* [Provided data]
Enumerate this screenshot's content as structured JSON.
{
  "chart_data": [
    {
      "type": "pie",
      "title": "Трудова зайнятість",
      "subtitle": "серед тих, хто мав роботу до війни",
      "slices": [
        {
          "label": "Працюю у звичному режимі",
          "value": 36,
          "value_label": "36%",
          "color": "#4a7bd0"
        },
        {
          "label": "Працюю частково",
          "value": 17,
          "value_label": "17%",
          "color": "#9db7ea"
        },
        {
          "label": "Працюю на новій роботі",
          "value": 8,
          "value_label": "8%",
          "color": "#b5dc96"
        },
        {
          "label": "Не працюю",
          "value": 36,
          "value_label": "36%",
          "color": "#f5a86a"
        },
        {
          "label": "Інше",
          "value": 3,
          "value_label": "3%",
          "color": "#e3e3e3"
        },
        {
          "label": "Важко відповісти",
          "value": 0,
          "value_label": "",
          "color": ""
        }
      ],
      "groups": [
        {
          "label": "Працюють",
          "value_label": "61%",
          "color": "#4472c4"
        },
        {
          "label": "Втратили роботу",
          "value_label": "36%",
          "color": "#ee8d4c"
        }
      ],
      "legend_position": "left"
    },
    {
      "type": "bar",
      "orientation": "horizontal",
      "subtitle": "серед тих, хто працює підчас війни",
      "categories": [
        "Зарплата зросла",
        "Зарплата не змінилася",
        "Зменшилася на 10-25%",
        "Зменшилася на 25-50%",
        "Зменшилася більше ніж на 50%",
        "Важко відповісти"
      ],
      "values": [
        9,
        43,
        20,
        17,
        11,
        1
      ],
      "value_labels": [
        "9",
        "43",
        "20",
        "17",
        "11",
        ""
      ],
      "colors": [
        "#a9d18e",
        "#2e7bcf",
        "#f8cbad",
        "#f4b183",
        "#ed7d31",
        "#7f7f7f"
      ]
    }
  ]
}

* [Stated goal]
Hand back the material above in full, exactly as written.

* [Task solution]
Enumerate this screenshot's content as structured JSON.
{
  "chart_data": [
    {
      "type": "pie",
      "title": "Трудова зайнятість",
      "subtitle": "серед тих, хто мав роботу до війни",
      "slices": [
        {
          "label": "Працюю у звичному режимі",
          "value": 36,
          "value_label": "36%",
          "color": "#4a7bd0"
        },
        {
          "label": "Працюю частково",
          "value": 17,
          "value_label": "17%",
          "color": "#9db7ea"
        },
        {
          "label": "Працюю на новій роботі",
          "value": 8,
          "value_label": "8%",
          "color": "#b5dc96"
        },
        {
          "label": "Не працюю",
          "value": 36,
          "value_label": "36%",
          "color": "#f5a86a"
        },
        {
          "label": "Інше",
          "value": 3,
          "value_label": "3%",
          "color": "#e3e3e3"
        },
        {
          "label": "Важко відповісти",
          "value": 0,
          "value_label": "",
          "color": ""
        }
      ],
      "groups": [
        {
          "label": "Працюють",
          "value_label": "61%",
          "color": "#4472c4"
        },
        {
          "label": "Втратили роботу",
          "value_label": "36%",
          "color": "#ee8d4c"
        }
      ],
      "legend_position": "left"
    },
    {
      "type": "bar",
      "orientation": "horizontal",
      "subtitle": "серед тих, хто працює підчас війни",
      "categories": [
        "Зарплата зросла",
        "Зарплата не змінилася",
        "Зменшилася на 10-25%",
        "Зменшилася на 25-50%",
        "Зменшилася більше ніж на 50%",
        "Важко відповісти"
      ],
      "values": [
        9,
        43,
        20,
        17,
        11,
        1
      ],
      "value_labels": [
        "9",
        "43",
        "20",
        "17",
        "11",
        ""
      ],
      "colors": [
        "#a9d18e",
        "#2e7bcf",
        "#f8cbad",
        "#f4b183",
        "#ed7d31",
        "#7f7f7f"
      ]
    }
  ]
}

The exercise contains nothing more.